* Exercise directions:
Each entry below is to be transcribed exactly.

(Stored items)
— START —

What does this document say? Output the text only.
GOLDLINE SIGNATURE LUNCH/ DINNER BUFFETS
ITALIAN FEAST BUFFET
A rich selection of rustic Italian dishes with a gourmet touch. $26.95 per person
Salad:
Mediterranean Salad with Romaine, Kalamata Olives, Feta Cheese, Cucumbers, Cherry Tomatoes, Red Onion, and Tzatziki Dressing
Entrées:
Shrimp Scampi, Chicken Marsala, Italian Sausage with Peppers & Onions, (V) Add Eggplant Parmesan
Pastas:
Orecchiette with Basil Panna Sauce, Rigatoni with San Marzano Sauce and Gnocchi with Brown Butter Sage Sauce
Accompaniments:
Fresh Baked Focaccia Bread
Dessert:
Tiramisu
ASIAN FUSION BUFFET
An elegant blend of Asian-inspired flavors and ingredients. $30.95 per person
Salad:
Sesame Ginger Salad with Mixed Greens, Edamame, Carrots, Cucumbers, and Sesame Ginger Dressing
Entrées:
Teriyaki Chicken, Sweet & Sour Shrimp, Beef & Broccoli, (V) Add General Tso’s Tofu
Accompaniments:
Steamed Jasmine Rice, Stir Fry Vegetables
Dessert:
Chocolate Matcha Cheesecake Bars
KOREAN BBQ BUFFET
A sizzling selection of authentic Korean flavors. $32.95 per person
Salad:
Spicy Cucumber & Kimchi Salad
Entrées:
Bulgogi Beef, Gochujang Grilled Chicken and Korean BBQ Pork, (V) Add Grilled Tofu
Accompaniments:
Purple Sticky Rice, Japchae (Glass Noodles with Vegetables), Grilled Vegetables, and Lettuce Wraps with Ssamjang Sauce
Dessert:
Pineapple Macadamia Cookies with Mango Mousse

— END —

* Full output:
What does this document say? Output the text only.
GOLDLINE SIGNATURE LUNCH/ DINNER BUFFETS
ITALIAN FEAST BUFFET
A rich selection of rustic Italian dishes with a gourmet touch. $26.95 per person
Salad:
Mediterranean Salad with Romaine, Kalamata Olives, Feta Cheese, Cucumbers, Cherry Tomatoes, Red Onion, and Tzatziki Dressing
Entrées:
Shrimp Scampi, Chicken Marsala, Italian Sausage with Peppers & Onions, (V) Add Eggplant Parmesan
Pastas:
Orecchiette with Basil Panna Sauce, Rigatoni with San Marzano Sauce and Gnocchi with Brown Butter Sage Sauce
Accompaniments:
Fresh Baked Focaccia Bread
Dessert:
Tiramisu
ASIAN FUSION BUFFET
An elegant blend of Asian-inspired flavors and ingredients. $30.95 per person
Salad:
Sesame Ginger Salad with Mixed Greens, Edamame, Carrots, Cucumbers, and Sesame Ginger Dressing
Entrées:
Teriyaki Chicken, Sweet & Sour Shrimp, Beef & Broccoli, (V) Add General Tso’s Tofu
Accompaniments:
Steamed Jasmine Rice, Stir Fry Vegetables
Dessert:
Chocolate Matcha Cheesecake Bars
KOREAN BBQ BUFFET
A sizzling selection of authentic Korean flavors. $32.95 per person
Salad:
Spicy Cucumber & Kimchi Salad
Entrées:
Bulgogi Beef, Gochujang Grilled Chicken and Korean BBQ Pork, (V) Add Grilled Tofu
Accompaniments:
Purple Sticky Rice, Japchae (Glass Noodles with Vegetables), Grilled Vegetables, and Lettuce Wraps with Ssamjang Sauce
Dessert:
Pineapple Macadamia Cookies with Mango Mousse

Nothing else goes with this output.